— RECORDED INFORMATION —

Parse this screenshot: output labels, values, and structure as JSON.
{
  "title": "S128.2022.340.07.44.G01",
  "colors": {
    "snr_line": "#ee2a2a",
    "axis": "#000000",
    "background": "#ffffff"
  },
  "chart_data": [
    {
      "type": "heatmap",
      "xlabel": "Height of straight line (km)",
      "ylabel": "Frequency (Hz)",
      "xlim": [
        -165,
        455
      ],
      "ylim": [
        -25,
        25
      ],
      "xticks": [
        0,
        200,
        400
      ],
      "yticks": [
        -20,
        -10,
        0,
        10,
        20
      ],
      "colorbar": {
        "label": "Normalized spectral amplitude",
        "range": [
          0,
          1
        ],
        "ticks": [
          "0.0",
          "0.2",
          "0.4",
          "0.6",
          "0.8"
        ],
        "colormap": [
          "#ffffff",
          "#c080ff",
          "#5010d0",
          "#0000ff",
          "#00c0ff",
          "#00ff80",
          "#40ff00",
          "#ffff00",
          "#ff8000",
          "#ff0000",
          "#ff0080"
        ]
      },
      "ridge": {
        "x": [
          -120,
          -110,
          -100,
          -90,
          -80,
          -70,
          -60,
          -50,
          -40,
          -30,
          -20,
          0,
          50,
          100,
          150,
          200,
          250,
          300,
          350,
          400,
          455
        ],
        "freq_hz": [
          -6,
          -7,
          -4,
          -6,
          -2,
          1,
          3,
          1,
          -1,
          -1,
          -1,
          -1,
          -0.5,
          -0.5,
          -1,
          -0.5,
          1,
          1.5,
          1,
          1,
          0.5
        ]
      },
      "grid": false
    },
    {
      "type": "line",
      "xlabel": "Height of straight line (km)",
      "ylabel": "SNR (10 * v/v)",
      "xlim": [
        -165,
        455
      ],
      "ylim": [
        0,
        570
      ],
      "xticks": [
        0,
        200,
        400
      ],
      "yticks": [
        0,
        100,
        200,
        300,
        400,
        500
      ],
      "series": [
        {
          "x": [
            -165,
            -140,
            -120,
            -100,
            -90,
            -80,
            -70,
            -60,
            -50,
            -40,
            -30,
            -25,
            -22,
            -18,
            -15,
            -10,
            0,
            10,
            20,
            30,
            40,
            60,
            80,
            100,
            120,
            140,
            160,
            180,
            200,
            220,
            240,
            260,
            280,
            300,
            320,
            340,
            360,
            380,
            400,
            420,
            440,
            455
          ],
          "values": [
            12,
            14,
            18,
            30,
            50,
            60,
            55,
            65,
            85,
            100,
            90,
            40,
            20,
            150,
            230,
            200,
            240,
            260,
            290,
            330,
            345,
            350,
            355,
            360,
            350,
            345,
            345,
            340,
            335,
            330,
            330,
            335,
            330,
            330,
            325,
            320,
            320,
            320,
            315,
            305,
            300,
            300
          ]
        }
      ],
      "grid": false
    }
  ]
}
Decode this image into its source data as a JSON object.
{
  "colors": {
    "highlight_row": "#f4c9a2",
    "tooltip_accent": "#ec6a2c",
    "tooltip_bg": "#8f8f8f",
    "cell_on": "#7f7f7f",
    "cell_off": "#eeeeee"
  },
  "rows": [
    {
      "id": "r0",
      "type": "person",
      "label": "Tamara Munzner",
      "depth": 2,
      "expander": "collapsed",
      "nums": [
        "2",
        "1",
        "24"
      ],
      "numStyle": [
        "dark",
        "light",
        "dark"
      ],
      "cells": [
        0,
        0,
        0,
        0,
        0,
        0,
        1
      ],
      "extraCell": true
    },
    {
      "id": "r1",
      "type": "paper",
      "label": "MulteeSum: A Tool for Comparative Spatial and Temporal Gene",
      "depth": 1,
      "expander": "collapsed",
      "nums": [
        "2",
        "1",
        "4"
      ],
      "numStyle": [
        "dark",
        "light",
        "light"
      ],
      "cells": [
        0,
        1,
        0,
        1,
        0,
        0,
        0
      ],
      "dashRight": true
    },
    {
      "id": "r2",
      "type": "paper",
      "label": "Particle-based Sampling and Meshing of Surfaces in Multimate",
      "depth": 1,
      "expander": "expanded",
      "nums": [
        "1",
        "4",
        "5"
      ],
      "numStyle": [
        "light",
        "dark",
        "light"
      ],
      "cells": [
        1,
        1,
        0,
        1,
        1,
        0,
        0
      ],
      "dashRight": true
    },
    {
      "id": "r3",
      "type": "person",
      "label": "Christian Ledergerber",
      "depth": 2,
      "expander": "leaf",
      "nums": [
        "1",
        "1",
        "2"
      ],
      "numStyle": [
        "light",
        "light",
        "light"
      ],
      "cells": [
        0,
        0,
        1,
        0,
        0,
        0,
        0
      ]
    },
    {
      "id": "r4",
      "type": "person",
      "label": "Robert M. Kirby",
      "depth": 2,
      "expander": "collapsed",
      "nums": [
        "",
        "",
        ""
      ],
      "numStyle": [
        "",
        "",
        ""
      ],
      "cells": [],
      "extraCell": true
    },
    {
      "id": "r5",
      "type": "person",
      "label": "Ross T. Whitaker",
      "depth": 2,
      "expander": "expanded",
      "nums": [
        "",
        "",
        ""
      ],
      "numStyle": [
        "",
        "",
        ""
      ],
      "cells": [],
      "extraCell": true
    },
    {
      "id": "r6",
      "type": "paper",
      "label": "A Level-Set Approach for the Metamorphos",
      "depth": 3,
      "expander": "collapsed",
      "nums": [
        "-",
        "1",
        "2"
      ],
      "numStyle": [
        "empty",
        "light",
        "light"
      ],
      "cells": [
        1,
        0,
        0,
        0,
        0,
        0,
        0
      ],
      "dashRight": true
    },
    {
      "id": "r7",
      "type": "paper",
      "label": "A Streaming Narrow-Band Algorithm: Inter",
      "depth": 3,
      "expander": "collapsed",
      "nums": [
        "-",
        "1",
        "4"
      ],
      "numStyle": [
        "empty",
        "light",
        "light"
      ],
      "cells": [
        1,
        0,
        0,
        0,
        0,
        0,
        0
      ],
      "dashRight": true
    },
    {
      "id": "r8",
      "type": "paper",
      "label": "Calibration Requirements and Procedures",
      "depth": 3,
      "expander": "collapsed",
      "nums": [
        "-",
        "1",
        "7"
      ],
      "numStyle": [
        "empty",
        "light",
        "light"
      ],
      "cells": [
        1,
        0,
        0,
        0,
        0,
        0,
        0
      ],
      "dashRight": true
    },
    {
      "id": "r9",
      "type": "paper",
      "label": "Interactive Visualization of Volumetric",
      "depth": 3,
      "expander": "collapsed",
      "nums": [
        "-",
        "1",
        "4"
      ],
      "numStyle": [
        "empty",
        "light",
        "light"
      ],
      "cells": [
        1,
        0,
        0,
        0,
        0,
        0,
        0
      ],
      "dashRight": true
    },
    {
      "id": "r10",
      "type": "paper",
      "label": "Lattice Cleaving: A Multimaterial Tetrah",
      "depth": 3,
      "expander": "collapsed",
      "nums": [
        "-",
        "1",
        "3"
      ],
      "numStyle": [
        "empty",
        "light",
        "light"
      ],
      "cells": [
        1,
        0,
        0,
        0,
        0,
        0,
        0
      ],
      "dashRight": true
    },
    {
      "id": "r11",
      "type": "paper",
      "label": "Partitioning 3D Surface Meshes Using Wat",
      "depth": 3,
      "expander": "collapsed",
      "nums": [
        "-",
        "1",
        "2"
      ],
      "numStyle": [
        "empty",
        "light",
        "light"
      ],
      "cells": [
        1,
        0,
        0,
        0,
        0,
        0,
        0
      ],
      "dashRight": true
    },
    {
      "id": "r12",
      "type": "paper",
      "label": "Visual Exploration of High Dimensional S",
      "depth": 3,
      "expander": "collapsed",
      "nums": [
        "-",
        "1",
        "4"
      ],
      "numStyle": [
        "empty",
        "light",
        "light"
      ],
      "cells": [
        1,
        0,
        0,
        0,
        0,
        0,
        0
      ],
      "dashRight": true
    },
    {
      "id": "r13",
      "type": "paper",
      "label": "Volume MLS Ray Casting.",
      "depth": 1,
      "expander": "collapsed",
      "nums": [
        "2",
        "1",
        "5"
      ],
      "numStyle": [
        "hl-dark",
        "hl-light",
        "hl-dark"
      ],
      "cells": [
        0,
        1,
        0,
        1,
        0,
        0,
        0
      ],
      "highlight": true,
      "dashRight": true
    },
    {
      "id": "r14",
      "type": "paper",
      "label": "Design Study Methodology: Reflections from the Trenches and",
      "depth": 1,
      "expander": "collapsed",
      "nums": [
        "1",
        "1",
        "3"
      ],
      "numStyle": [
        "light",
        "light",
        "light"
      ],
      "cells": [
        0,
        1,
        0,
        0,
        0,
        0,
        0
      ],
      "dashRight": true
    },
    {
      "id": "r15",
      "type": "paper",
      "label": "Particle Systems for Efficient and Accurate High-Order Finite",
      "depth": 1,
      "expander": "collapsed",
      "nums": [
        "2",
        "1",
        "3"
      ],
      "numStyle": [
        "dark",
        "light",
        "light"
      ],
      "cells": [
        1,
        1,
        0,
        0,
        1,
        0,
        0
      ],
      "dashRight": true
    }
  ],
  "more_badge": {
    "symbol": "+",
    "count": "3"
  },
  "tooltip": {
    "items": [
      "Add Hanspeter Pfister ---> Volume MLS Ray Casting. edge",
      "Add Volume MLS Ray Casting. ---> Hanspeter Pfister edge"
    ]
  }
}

— SET TASK —
Which lines contain "values"? Copy each of them.

— SOLUTION —
Parse this screenshot: output labels, values, and structure as JSON.
          "values": [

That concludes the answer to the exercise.